--- begin Record extracts ---
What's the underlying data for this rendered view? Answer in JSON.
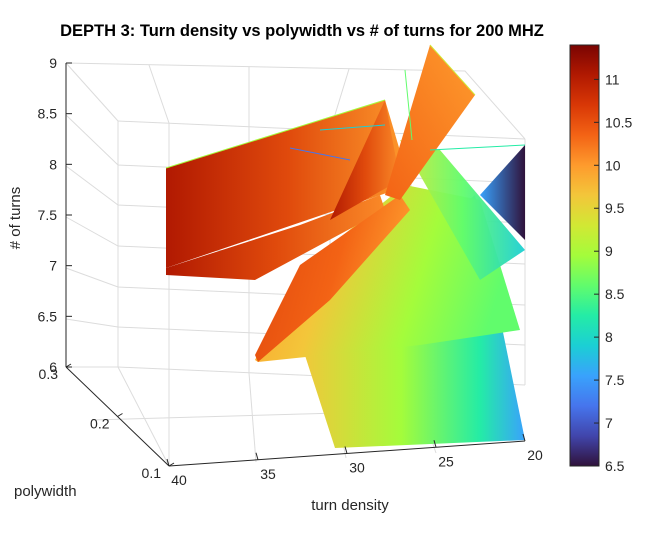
{
  "chart_data": {
    "type": "surface3d",
    "title": "DEPTH 3: Turn density vs polywidth vs # of turns for 200 MHZ",
    "xlabel": "turn density",
    "ylabel": "polywidth",
    "zlabel": "# of turns",
    "xticks": [
      "40",
      "35",
      "30",
      "25",
      "20"
    ],
    "yticks": [
      "0.1",
      "0.2",
      "0.3"
    ],
    "zticks": [
      "6",
      "6.5",
      "7",
      "7.5",
      "8",
      "8.5",
      "9"
    ],
    "xlim": [
      20,
      40
    ],
    "ylim": [
      0.1,
      0.3
    ],
    "zlim": [
      6,
      9
    ],
    "grid": true,
    "colormap": "turbo",
    "colorbar": {
      "location": "right",
      "ticks": [
        "6.5",
        "7",
        "7.5",
        "8",
        "8.5",
        "9",
        "9.5",
        "10",
        "10.5",
        "11"
      ],
      "clim": [
        6.5,
        11.4
      ]
    }
  },
  "colors": {
    "turbo": [
      "#30123b",
      "#4145ab",
      "#4675ed",
      "#39a2fc",
      "#1bcfd4",
      "#24eca6",
      "#61fc6c",
      "#a4fc3b",
      "#d1e834",
      "#f3c63a",
      "#fe9b2d",
      "#f36315",
      "#d93806",
      "#b11901",
      "#7a0402"
    ]
  }
}
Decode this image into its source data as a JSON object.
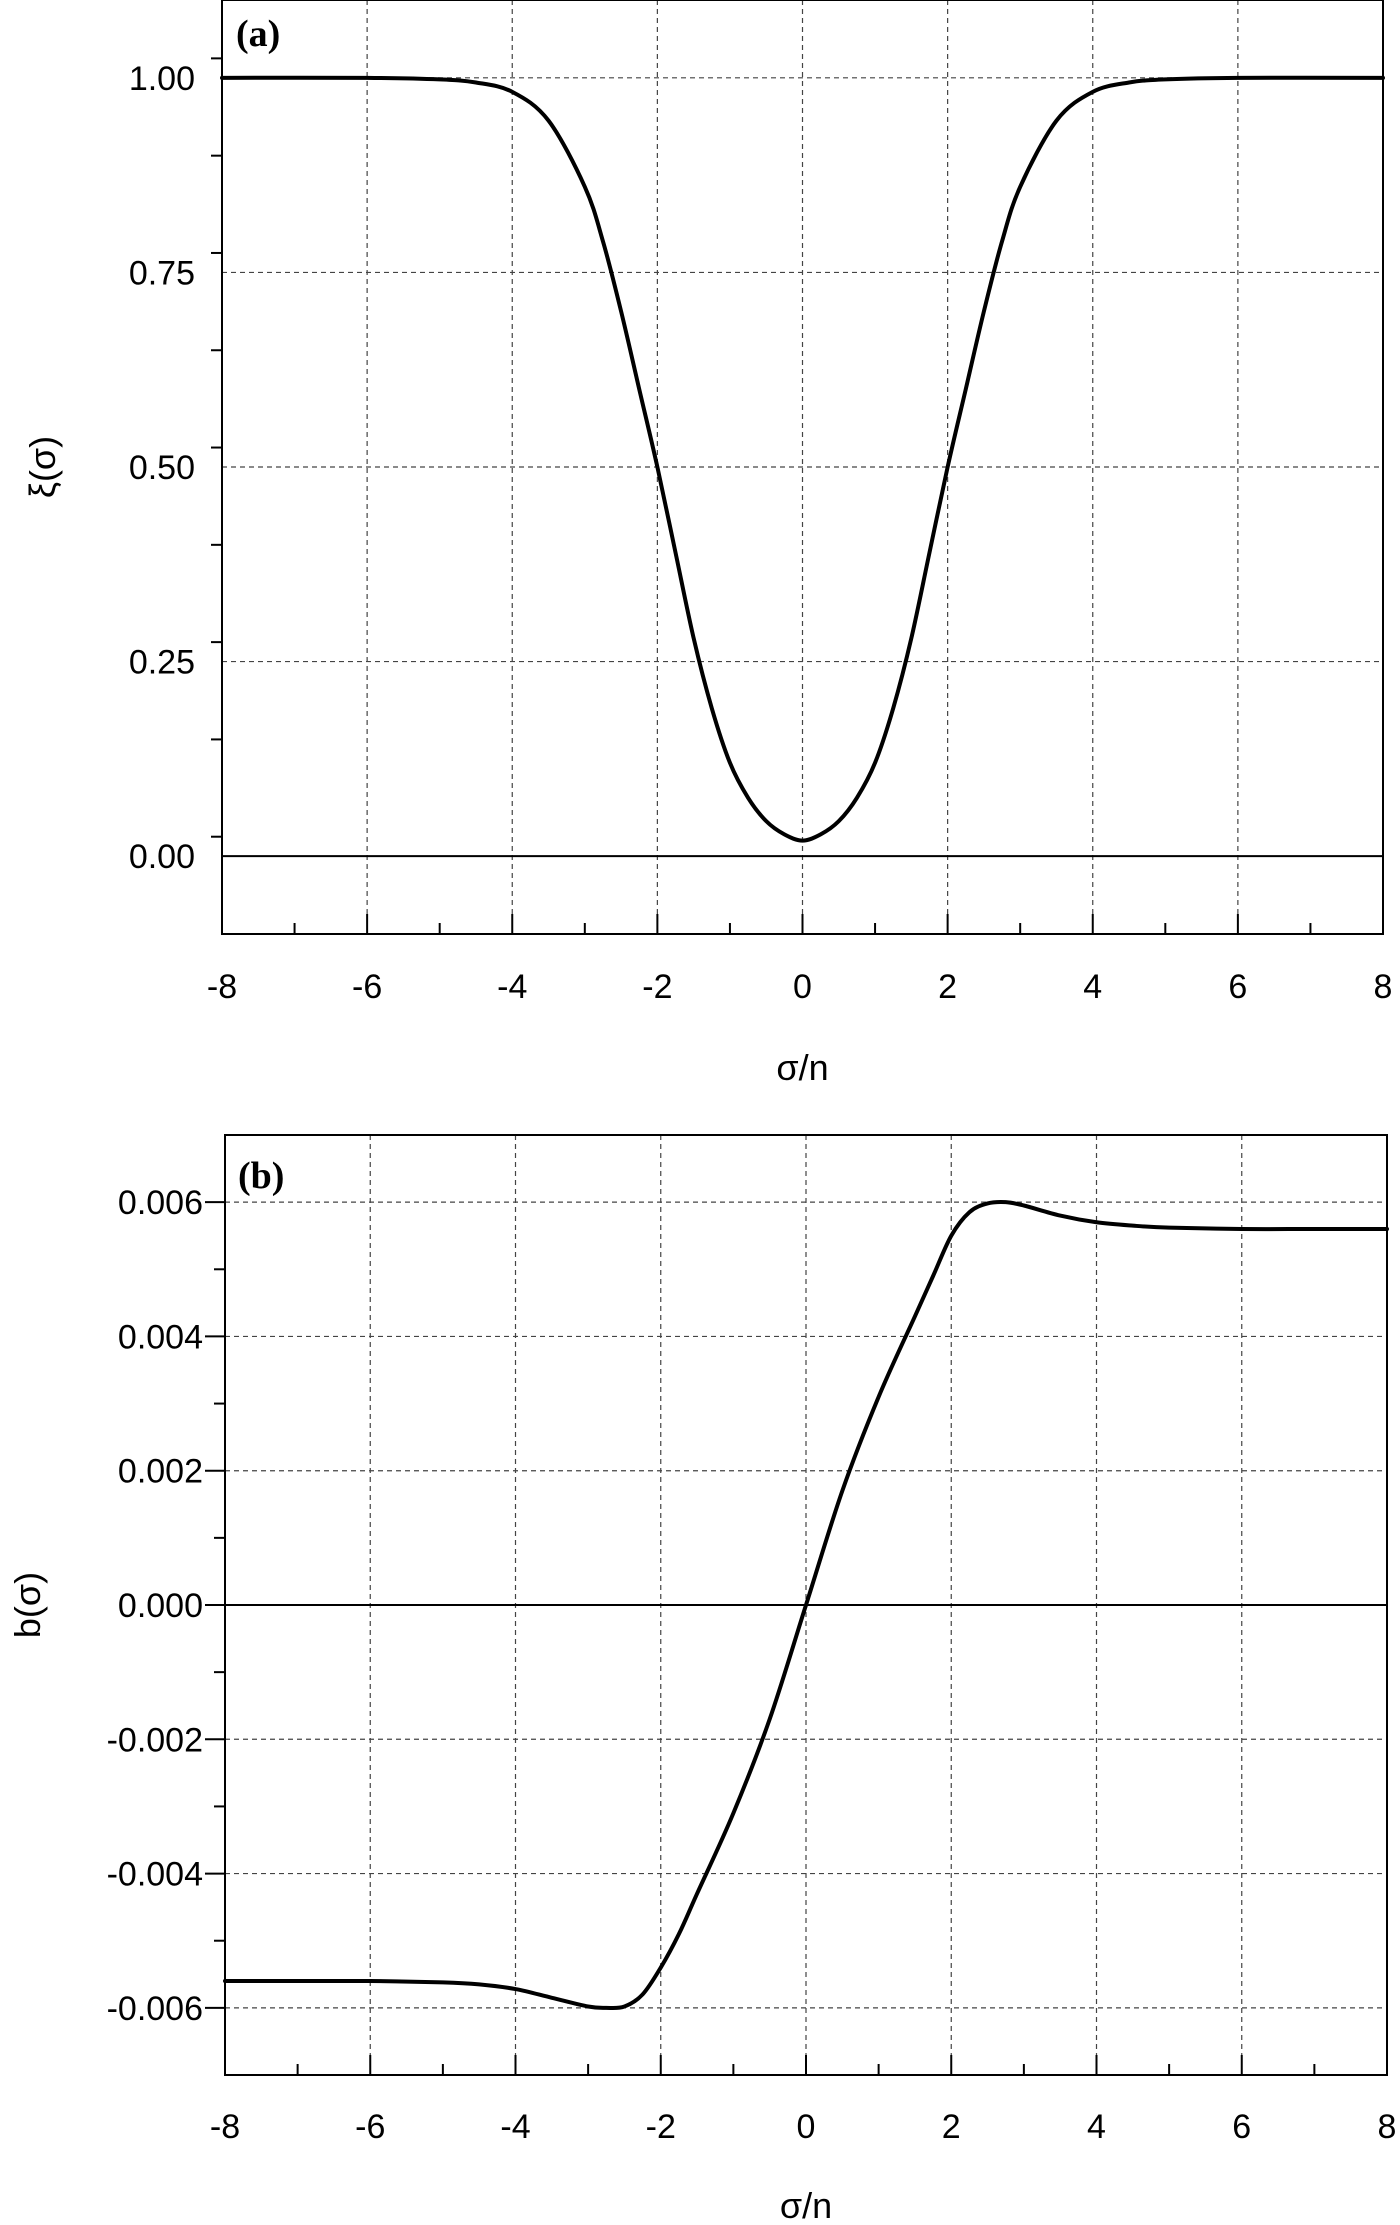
{
  "chart_data": [
    {
      "type": "line",
      "panel_label": "(a)",
      "xlabel": "σ/n",
      "ylabel": "ξ(σ)",
      "xlim": [
        -8,
        8
      ],
      "ylim": [
        -0.1,
        1.1
      ],
      "xticks": [
        -8,
        -6,
        -4,
        -2,
        0,
        2,
        4,
        6,
        8
      ],
      "xtick_labels": [
        "-8",
        "-6",
        "-4",
        "-2",
        "0",
        "2",
        "4",
        "6",
        "8"
      ],
      "yticks": [
        0,
        0.25,
        0.5,
        0.75,
        1.0
      ],
      "ytick_labels": [
        "0.00",
        "0.25",
        "0.50",
        "0.75",
        "1.00"
      ],
      "grid": true,
      "reference_line_y": 0,
      "series": [
        {
          "x": [
            -8,
            -6,
            -5,
            -4.5,
            -4,
            -3.5,
            -3,
            -2.75,
            -2.5,
            -2.25,
            -2,
            -1.75,
            -1.5,
            -1.25,
            -1,
            -0.75,
            -0.5,
            -0.25,
            0,
            0.25,
            0.5,
            0.75,
            1,
            1.25,
            1.5,
            1.75,
            2,
            2.25,
            2.5,
            2.75,
            3,
            3.5,
            4,
            4.5,
            5,
            6,
            8
          ],
          "y": [
            1.0,
            1.0,
            0.998,
            0.994,
            0.982,
            0.945,
            0.86,
            0.79,
            0.7,
            0.6,
            0.5,
            0.39,
            0.28,
            0.19,
            0.12,
            0.075,
            0.045,
            0.028,
            0.02,
            0.028,
            0.045,
            0.075,
            0.12,
            0.19,
            0.28,
            0.39,
            0.5,
            0.6,
            0.7,
            0.79,
            0.86,
            0.945,
            0.982,
            0.994,
            0.998,
            1.0,
            1.0
          ]
        }
      ]
    },
    {
      "type": "line",
      "panel_label": "(b)",
      "xlabel": "σ/n",
      "ylabel": "b(σ)",
      "xlim": [
        -8,
        8
      ],
      "ylim": [
        -0.007,
        0.007
      ],
      "xticks": [
        -8,
        -6,
        -4,
        -2,
        0,
        2,
        4,
        6,
        8
      ],
      "xtick_labels": [
        "-8",
        "-6",
        "-4",
        "-2",
        "0",
        "2",
        "4",
        "6",
        "8"
      ],
      "yticks": [
        -0.006,
        -0.004,
        -0.002,
        0,
        0.002,
        0.004,
        0.006
      ],
      "ytick_labels": [
        "-0.006",
        "-0.004",
        "-0.002",
        "0.000",
        "0.002",
        "0.004",
        "0.006"
      ],
      "grid": true,
      "reference_line_y": 0,
      "series": [
        {
          "x": [
            -8,
            -7,
            -6,
            -5,
            -4.5,
            -4,
            -3.5,
            -3,
            -2.75,
            -2.5,
            -2.25,
            -2,
            -1.75,
            -1.5,
            -1,
            -0.5,
            0,
            0.5,
            1,
            1.5,
            1.75,
            2,
            2.25,
            2.5,
            2.75,
            3,
            3.5,
            4,
            4.5,
            5,
            6,
            7,
            8
          ],
          "y": [
            -0.0056,
            -0.0056,
            -0.0056,
            -0.00562,
            -0.00565,
            -0.00572,
            -0.00585,
            -0.00598,
            -0.006,
            -0.00598,
            -0.0058,
            -0.0054,
            -0.0049,
            -0.0043,
            -0.0031,
            -0.0017,
            0.0,
            0.0017,
            0.0031,
            0.0043,
            0.0049,
            0.0055,
            0.00585,
            0.00598,
            0.006,
            0.00595,
            0.0058,
            0.0057,
            0.00565,
            0.00562,
            0.0056,
            0.0056,
            0.0056
          ]
        }
      ]
    }
  ]
}
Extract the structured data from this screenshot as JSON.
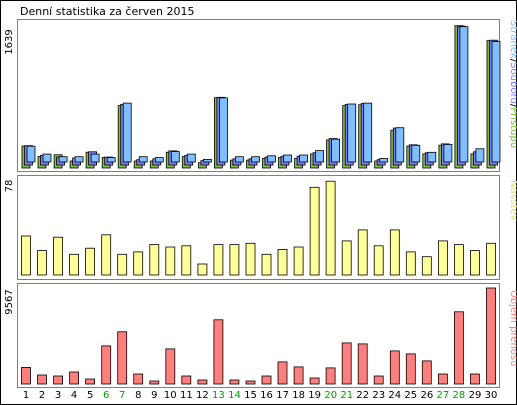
{
  "chart_data": [
    {
      "type": "bar",
      "title": "Denní statistika za červen 2015",
      "categories": [
        "1",
        "2",
        "3",
        "4",
        "5",
        "6",
        "7",
        "8",
        "9",
        "10",
        "11",
        "12",
        "13",
        "14",
        "15",
        "16",
        "17",
        "18",
        "19",
        "20",
        "21",
        "22",
        "23",
        "24",
        "25",
        "26",
        "27",
        "28",
        "29",
        "30"
      ],
      "ylim": [
        0,
        1639
      ],
      "ymax_label": "1639",
      "series": [
        {
          "name": "Přístupů",
          "color": "#7fbf3f",
          "values": [
            250,
            130,
            150,
            80,
            180,
            120,
            710,
            80,
            80,
            180,
            130,
            60,
            800,
            90,
            90,
            110,
            120,
            110,
            160,
            320,
            710,
            720,
            80,
            430,
            250,
            160,
            260,
            1620,
            160,
            1450
          ]
        },
        {
          "name": "Souborů",
          "color": "#7f7fff",
          "values": [
            220,
            110,
            90,
            80,
            150,
            90,
            690,
            60,
            70,
            160,
            110,
            50,
            770,
            70,
            70,
            90,
            100,
            100,
            140,
            300,
            690,
            700,
            60,
            420,
            230,
            140,
            240,
            1580,
            150,
            1420
          ]
        },
        {
          "name": "Stránek",
          "color": "#7fbfff",
          "values": [
            180,
            90,
            60,
            60,
            90,
            50,
            670,
            60,
            50,
            120,
            90,
            30,
            730,
            60,
            60,
            70,
            80,
            80,
            130,
            260,
            660,
            670,
            40,
            390,
            190,
            110,
            200,
            1540,
            150,
            1370
          ]
        }
      ],
      "legend_separators": [
        "/",
        "/"
      ]
    },
    {
      "type": "bar",
      "categories": [
        "1",
        "2",
        "3",
        "4",
        "5",
        "6",
        "7",
        "8",
        "9",
        "10",
        "11",
        "12",
        "13",
        "14",
        "15",
        "16",
        "17",
        "18",
        "19",
        "20",
        "21",
        "22",
        "23",
        "24",
        "25",
        "26",
        "27",
        "28",
        "29",
        "30"
      ],
      "ylim": [
        0,
        78
      ],
      "ymax_label": "78",
      "series": [
        {
          "name": "Návštěv",
          "color": "#ffff99",
          "values": [
            32,
            20,
            31,
            17,
            22,
            33,
            17,
            19,
            25,
            23,
            24,
            9,
            25,
            25,
            26,
            17,
            21,
            23,
            72,
            77,
            28,
            37,
            24,
            37,
            19,
            15,
            28,
            25,
            20,
            26
          ]
        }
      ]
    },
    {
      "type": "bar",
      "categories": [
        "1",
        "2",
        "3",
        "4",
        "5",
        "6",
        "7",
        "8",
        "9",
        "10",
        "11",
        "12",
        "13",
        "14",
        "15",
        "16",
        "17",
        "18",
        "19",
        "20",
        "21",
        "22",
        "23",
        "24",
        "25",
        "26",
        "27",
        "28",
        "29",
        "30"
      ],
      "ylim": [
        0,
        9567
      ],
      "ymax_label": "9567",
      "series": [
        {
          "name": "Objem přenosu",
          "color": "#ff7f7f",
          "values": [
            1650,
            900,
            800,
            1200,
            500,
            3800,
            5200,
            1000,
            300,
            3500,
            800,
            400,
            6400,
            400,
            300,
            800,
            2200,
            1700,
            600,
            1600,
            4100,
            4000,
            800,
            3300,
            3000,
            2300,
            1000,
            7200,
            1000,
            9567
          ]
        }
      ]
    }
  ],
  "day_labels_weekend": [
    "6",
    "7",
    "13",
    "14",
    "20",
    "21",
    "27",
    "28"
  ],
  "colors": {
    "weekday_label": "#000000",
    "weekend_label": "#00a000",
    "frame": "#000000",
    "panel_border": "#808080",
    "panel_bg": "#ffffff"
  }
}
--- end Record extracts ---
* Requirement *
Scan the material for lines with the word "ylabel", and copy each line you find.

* Solution to this task *
    "ylabel": "polywidth",
      "ylabel": "ξ(σ)",
      "ylabel": "b(σ)",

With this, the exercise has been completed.